BEGIN Records supplied
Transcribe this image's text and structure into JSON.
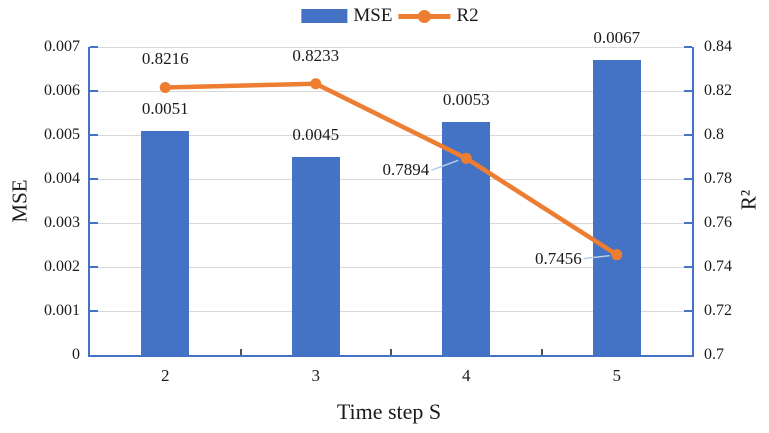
{
  "chart_data": {
    "type": "bar+line",
    "categories": [
      "2",
      "3",
      "4",
      "5"
    ],
    "xlabel": "Time step S",
    "ylabel_left": "MSE",
    "ylabel_right": "R²",
    "grid": true,
    "legend_position": "top-center",
    "series": [
      {
        "name": "MSE",
        "type": "bar",
        "axis": "left",
        "values": [
          0.0051,
          0.0045,
          0.0053,
          0.0067
        ],
        "labels": [
          "0.0051",
          "0.0045",
          "0.0053",
          "0.0067"
        ]
      },
      {
        "name": "R2",
        "type": "line",
        "axis": "right",
        "values": [
          0.8216,
          0.8233,
          0.7894,
          0.7456
        ],
        "labels": [
          "0.8216",
          "0.8233",
          "0.7894",
          "0.7456"
        ]
      }
    ],
    "axis_left": {
      "min": 0,
      "max": 0.007,
      "step": 0.001,
      "tick_labels": [
        "0",
        "0.001",
        "0.002",
        "0.003",
        "0.004",
        "0.005",
        "0.006",
        "0.007"
      ]
    },
    "axis_right": {
      "min": 0.7,
      "max": 0.84,
      "step": 0.02,
      "tick_labels": [
        "0.7",
        "0.72",
        "0.74",
        "0.76",
        "0.78",
        "0.8",
        "0.82",
        "0.84"
      ]
    },
    "colors": {
      "bar": "#4472C4",
      "line": "#ED7D31",
      "axis": "#4472C4",
      "grid": "#D9D9D9",
      "minor_tick": "#44546A",
      "leader": "#B8CCE4",
      "text": "#1a1a1a"
    }
  }
}
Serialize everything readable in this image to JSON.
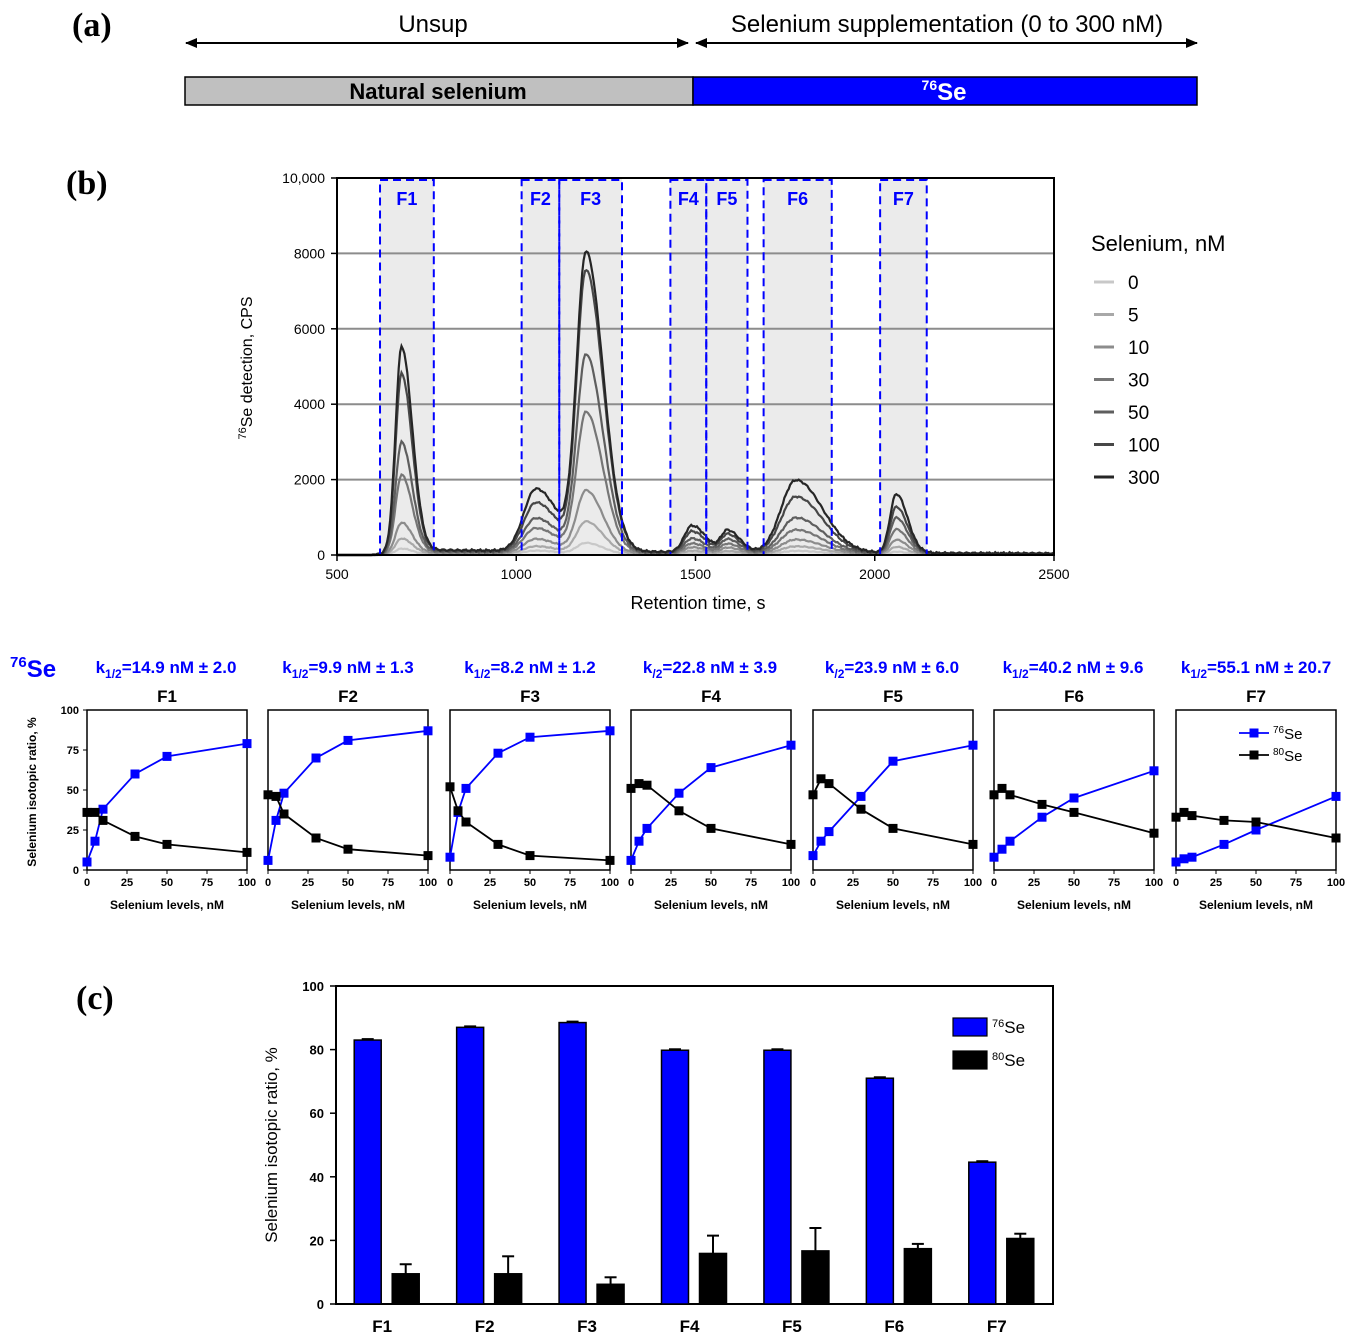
{
  "colors": {
    "blue": "#0000ff",
    "black": "#000000",
    "grid": "#8c8c8c",
    "shade": "#ebebeb",
    "bar_gray": "#c0c0c0"
  },
  "panel_a": {
    "label": "(a)",
    "left_label": "Unsup",
    "right_label": "Selenium supplementation (0 to 300 nM)",
    "natural_label": "Natural selenium",
    "se76_sup": "76",
    "se76_text": "Se"
  },
  "panel_b": {
    "label": "(b)",
    "ylabel_sup": "76",
    "ylabel_text": "Se detection, CPS",
    "xlabel": "Retention time, s",
    "legend_title": "Selenium, nM",
    "fraction_labels": [
      "F1",
      "F2",
      "F3",
      "F4",
      "F5",
      "F6",
      "F7"
    ],
    "corner_label_sup": "76",
    "corner_label_text": "Se",
    "k_labels": [
      {
        "pre": "k",
        "sub": "1/2",
        "post": "=14.9 nM ± 2.0"
      },
      {
        "pre": "k",
        "sub": "1/2",
        "post": "=9.9 nM ± 1.3"
      },
      {
        "pre": "k",
        "sub": "1/2",
        "post": "=8.2 nM ± 1.2"
      },
      {
        "pre": "k",
        "sub": "/2",
        "post": "=22.8 nM ± 3.9"
      },
      {
        "pre": "k",
        "sub": "/2",
        "post": "=23.9 nM ± 6.0"
      },
      {
        "pre": "k",
        "sub": "1/2",
        "post": "=40.2 nM ± 9.6"
      },
      {
        "pre": "k",
        "sub": "1/2",
        "post": "=55.1 nM ± 20.7"
      }
    ],
    "small_ylabel": "Selenium isotopic ratio, %",
    "small_xlabel": "Selenium levels, nM",
    "small_legend": [
      {
        "sup": "76",
        "text": "Se"
      },
      {
        "sup": "80",
        "text": "Se"
      }
    ]
  },
  "panel_c": {
    "label": "(c)"
  },
  "chart_data": [
    {
      "type": "line",
      "title": "",
      "xlabel": "Retention time, s",
      "ylabel": "76Se detection, CPS",
      "xlim": [
        500,
        2500
      ],
      "ylim": [
        0,
        10000
      ],
      "xticks": [
        "500",
        "1000",
        "1500",
        "2000",
        "2500"
      ],
      "yticks": [
        "0",
        "2000",
        "4000",
        "6000",
        "8000",
        "10,000"
      ],
      "grid": true,
      "legend_position": "right",
      "fractions": [
        {
          "name": "F1",
          "start": 620,
          "end": 770
        },
        {
          "name": "F2",
          "start": 1015,
          "end": 1120
        },
        {
          "name": "F3",
          "start": 1120,
          "end": 1295
        },
        {
          "name": "F4",
          "start": 1430,
          "end": 1530
        },
        {
          "name": "F5",
          "start": 1530,
          "end": 1645
        },
        {
          "name": "F6",
          "start": 1690,
          "end": 1880
        },
        {
          "name": "F7",
          "start": 2015,
          "end": 2145
        }
      ],
      "peaks": [
        {
          "fraction": "F1",
          "center": 680,
          "width": 22,
          "heights": [
            150,
            400,
            800,
            2050,
            2900,
            4700,
            5400
          ]
        },
        {
          "fraction": "F2",
          "center": 1055,
          "width": 45,
          "heights": [
            100,
            200,
            380,
            650,
            900,
            1300,
            1650
          ]
        },
        {
          "fraction": "F3",
          "center": 1195,
          "width": 35,
          "heights": [
            300,
            850,
            1650,
            3700,
            5200,
            7400,
            7850
          ]
        },
        {
          "fraction": "F4",
          "center": 1490,
          "width": 28,
          "heights": [
            40,
            90,
            170,
            260,
            380,
            560,
            700
          ]
        },
        {
          "fraction": "F5",
          "center": 1590,
          "width": 25,
          "heights": [
            30,
            80,
            160,
            250,
            360,
            480,
            570
          ]
        },
        {
          "fraction": "F6",
          "center": 1780,
          "width": 55,
          "heights": [
            100,
            210,
            380,
            630,
            940,
            1490,
            1920
          ]
        },
        {
          "fraction": "F7",
          "center": 2060,
          "width": 23,
          "heights": [
            80,
            200,
            380,
            650,
            950,
            1230,
            1560
          ]
        }
      ],
      "series": [
        {
          "name": "0",
          "color": "#c8c8c8"
        },
        {
          "name": "5",
          "color": "#a8a8a8"
        },
        {
          "name": "10",
          "color": "#8c8c8c"
        },
        {
          "name": "30",
          "color": "#767676"
        },
        {
          "name": "50",
          "color": "#5e5e5e"
        },
        {
          "name": "100",
          "color": "#474747"
        },
        {
          "name": "300",
          "color": "#262626"
        }
      ]
    },
    {
      "type": "line",
      "xlabel": "Selenium levels, nM",
      "ylabel": "Selenium isotopic ratio, %",
      "x": [
        0,
        5,
        10,
        30,
        50,
        100
      ],
      "xlim": [
        0,
        100
      ],
      "ylim": [
        0,
        100
      ],
      "xticks": [
        "0",
        "25",
        "50",
        "75",
        "100"
      ],
      "yticks": [
        "0",
        "25",
        "50",
        "75",
        "100"
      ],
      "legend_position": "top-right",
      "panels": [
        {
          "title": "F1",
          "se76": [
            5,
            18,
            38,
            60,
            71,
            79
          ],
          "se80": [
            36,
            36,
            31,
            21,
            16,
            11
          ]
        },
        {
          "title": "F2",
          "se76": [
            6,
            31,
            48,
            70,
            81,
            87
          ],
          "se80": [
            47,
            46,
            35,
            20,
            13,
            9
          ]
        },
        {
          "title": "F3",
          "se76": [
            8,
            36,
            51,
            73,
            83,
            87
          ],
          "se80": [
            52,
            37,
            30,
            16,
            9,
            6
          ]
        },
        {
          "title": "F4",
          "se76": [
            6,
            18,
            26,
            48,
            64,
            78
          ],
          "se80": [
            51,
            54,
            53,
            37,
            26,
            16
          ]
        },
        {
          "title": "F5",
          "se76": [
            9,
            18,
            24,
            46,
            68,
            78
          ],
          "se80": [
            47,
            57,
            54,
            38,
            26,
            16
          ]
        },
        {
          "title": "F6",
          "se76": [
            8,
            13,
            18,
            33,
            45,
            62
          ],
          "se80": [
            47,
            51,
            47,
            41,
            36,
            23
          ]
        },
        {
          "title": "F7",
          "se76": [
            5,
            7,
            8,
            16,
            25,
            46
          ],
          "se80": [
            33,
            36,
            34,
            31,
            30,
            20
          ]
        }
      ]
    },
    {
      "type": "bar",
      "categories": [
        "F1",
        "F2",
        "F3",
        "F4",
        "F5",
        "F6",
        "F7"
      ],
      "ylabel": "Selenium isotopic ratio, %",
      "ylim": [
        0,
        100
      ],
      "yticks": [
        "0",
        "20",
        "40",
        "60",
        "80",
        "100"
      ],
      "legend_position": "top-right",
      "series": [
        {
          "name": "76Se",
          "sup": "76",
          "text": "Se",
          "color": "#0000ff",
          "values": [
            83,
            87,
            88.5,
            79.8,
            79.8,
            71,
            44.6
          ],
          "errors": [
            0.3,
            0.3,
            0.3,
            0.3,
            0.3,
            0.3,
            0.3
          ]
        },
        {
          "name": "80Se",
          "sup": "80",
          "text": "Se",
          "color": "#000000",
          "values": [
            9.5,
            9.5,
            6.2,
            15.9,
            16.7,
            17.4,
            20.6
          ],
          "errors": [
            3,
            5.5,
            2.2,
            5.6,
            7.2,
            1.5,
            1.5
          ]
        }
      ]
    }
  ]
}
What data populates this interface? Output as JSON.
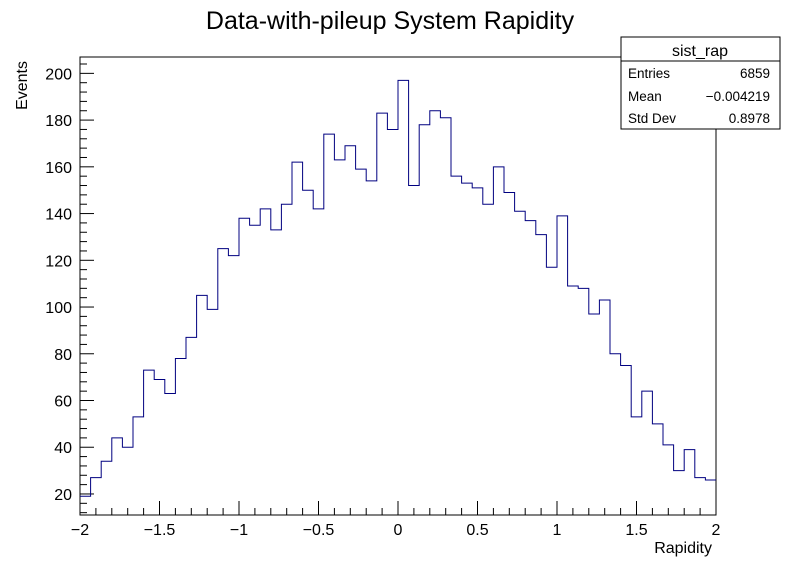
{
  "chart_data": {
    "type": "bar",
    "title": "Data-with-pileup System Rapidity",
    "xlabel": "Rapidity",
    "ylabel": "Events",
    "xlim": [
      -2,
      2
    ],
    "ylim": [
      11,
      207
    ],
    "bins": 60,
    "x_ticks": [
      -2,
      -1.5,
      -1,
      -0.5,
      0,
      0.5,
      1,
      1.5,
      2
    ],
    "x_tick_labels": [
      "−2",
      "−1.5",
      "−1",
      "−0.5",
      "0",
      "0.5",
      "1",
      "1.5",
      "2"
    ],
    "y_ticks": [
      20,
      40,
      60,
      80,
      100,
      120,
      140,
      160,
      180,
      200
    ],
    "values": [
      19,
      27,
      34,
      44,
      40,
      53,
      73,
      69,
      63,
      78,
      87,
      105,
      99,
      125,
      122,
      138,
      135,
      142,
      133,
      144,
      162,
      150,
      142,
      174,
      163,
      169,
      159,
      154,
      183,
      176,
      197,
      152,
      178,
      184,
      181,
      156,
      153,
      151,
      144,
      160,
      149,
      141,
      137,
      131,
      117,
      139,
      109,
      108,
      97,
      103,
      80,
      75,
      53,
      64,
      50,
      41,
      30,
      39,
      27,
      26
    ],
    "line_color": "#000080",
    "grid": false,
    "stats_box": {
      "title": "sist_rap",
      "placement": "top-right",
      "rows": [
        {
          "label": "Entries",
          "value": "6859"
        },
        {
          "label": "Mean",
          "value": "−0.004219"
        },
        {
          "label": "Std Dev",
          "value": "0.8978"
        }
      ]
    }
  }
}
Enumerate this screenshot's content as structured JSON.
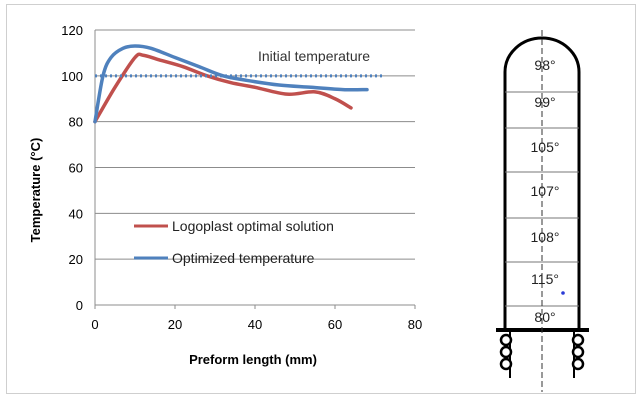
{
  "chart_data": {
    "type": "line",
    "xlabel": "Preform length (mm)",
    "ylabel": "Temperature (°C)",
    "xlim": [
      0,
      80
    ],
    "ylim": [
      0,
      120
    ],
    "x_ticks": [
      "0",
      "20",
      "40",
      "60",
      "80"
    ],
    "y_ticks": [
      "0",
      "20",
      "40",
      "60",
      "80",
      "100",
      "120"
    ],
    "grid": "horizontal",
    "legend": "left-bottom",
    "series": [
      {
        "name": "Logoplast optimal solution",
        "color": "#c0504d",
        "x": [
          0,
          5,
          10,
          12,
          16,
          22,
          28,
          34,
          40,
          48,
          55,
          60,
          64
        ],
        "y": [
          80,
          95,
          108,
          109,
          107,
          104,
          100,
          97,
          95,
          92,
          93,
          90,
          86
        ]
      },
      {
        "name": "Optimized temperature",
        "color": "#4f81bd",
        "x": [
          0,
          2,
          4,
          7,
          10,
          14,
          20,
          26,
          32,
          38,
          46,
          54,
          62,
          68
        ],
        "y": [
          80,
          100,
          108,
          112,
          113,
          112,
          108,
          104,
          100,
          98,
          96,
          95,
          94,
          94
        ]
      },
      {
        "name": "Initial temperature",
        "color": "#4f81bd",
        "style": "dotted",
        "x": [
          0,
          72
        ],
        "y": [
          100,
          100
        ]
      }
    ],
    "annotation": "Initial temperature"
  },
  "preform": {
    "zones": [
      "98°",
      "99°",
      "105°",
      "107°",
      "108°",
      "115°",
      "80°"
    ]
  }
}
END Records supplied
> _Problem statement_
Pictures excluded, copy exactly the lines running from the one with "Enumerate this screenshot's" through the last line of the material.

> _The output_
Enumerate this screenshot's content as structured JSON.
{
  "chart_data": {
    "type": "line",
    "xlabel": "Preform length (mm)",
    "ylabel": "Temperature (°C)",
    "xlim": [
      0,
      80
    ],
    "ylim": [
      0,
      120
    ],
    "x_ticks": [
      "0",
      "20",
      "40",
      "60",
      "80"
    ],
    "y_ticks": [
      "0",
      "20",
      "40",
      "60",
      "80",
      "100",
      "120"
    ],
    "grid": "horizontal",
    "legend": "left-bottom",
    "series": [
      {
        "name": "Logoplast optimal solution",
        "color": "#c0504d",
        "x": [
          0,
          5,
          10,
          12,
          16,
          22,
          28,
          34,
          40,
          48,
          55,
          60,
          64
        ],
        "y": [
          80,
          95,
          108,
          109,
          107,
          104,
          100,
          97,
          95,
          92,
          93,
          90,
          86
        ]
      },
      {
        "name": "Optimized temperature",
        "color": "#4f81bd",
        "x": [
          0,
          2,
          4,
          7,
          10,
          14,
          20,
          26,
          32,
          38,
          46,
          54,
          62,
          68
        ],
        "y": [
          80,
          100,
          108,
          112,
          113,
          112,
          108,
          104,
          100,
          98,
          96,
          95,
          94,
          94
        ]
      },
      {
        "name": "Initial temperature",
        "color": "#4f81bd",
        "style": "dotted",
        "x": [
          0,
          72
        ],
        "y": [
          100,
          100
        ]
      }
    ],
    "annotation": "Initial temperature"
  },
  "preform": {
    "zones": [
      "98°",
      "99°",
      "105°",
      "107°",
      "108°",
      "115°",
      "80°"
    ]
  }
}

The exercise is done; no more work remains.